* **Aim of the exercise**
Lift out each line of the data that holds "North".

* **Given records**
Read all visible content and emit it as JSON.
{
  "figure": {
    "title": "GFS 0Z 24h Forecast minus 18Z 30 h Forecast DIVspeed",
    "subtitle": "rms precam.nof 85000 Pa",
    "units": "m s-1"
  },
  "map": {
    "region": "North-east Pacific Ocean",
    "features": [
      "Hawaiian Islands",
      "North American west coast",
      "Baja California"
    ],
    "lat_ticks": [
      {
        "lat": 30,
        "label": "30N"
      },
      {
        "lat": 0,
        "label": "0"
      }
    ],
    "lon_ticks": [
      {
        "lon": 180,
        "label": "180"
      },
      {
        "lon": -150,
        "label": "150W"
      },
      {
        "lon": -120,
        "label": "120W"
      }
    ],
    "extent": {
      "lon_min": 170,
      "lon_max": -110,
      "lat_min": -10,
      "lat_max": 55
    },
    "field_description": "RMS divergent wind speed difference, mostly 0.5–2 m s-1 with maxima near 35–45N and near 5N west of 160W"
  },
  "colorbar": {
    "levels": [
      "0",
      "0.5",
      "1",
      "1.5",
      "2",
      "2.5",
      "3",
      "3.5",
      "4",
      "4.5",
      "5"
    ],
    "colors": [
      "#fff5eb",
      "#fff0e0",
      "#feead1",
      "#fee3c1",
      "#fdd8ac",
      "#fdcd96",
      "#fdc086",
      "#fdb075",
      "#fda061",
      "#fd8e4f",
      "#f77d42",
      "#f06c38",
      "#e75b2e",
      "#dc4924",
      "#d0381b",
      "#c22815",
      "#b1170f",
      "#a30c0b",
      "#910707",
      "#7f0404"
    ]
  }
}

* **Worked solution**
    "region": "North-east Pacific Ocean",
      "North American west coast",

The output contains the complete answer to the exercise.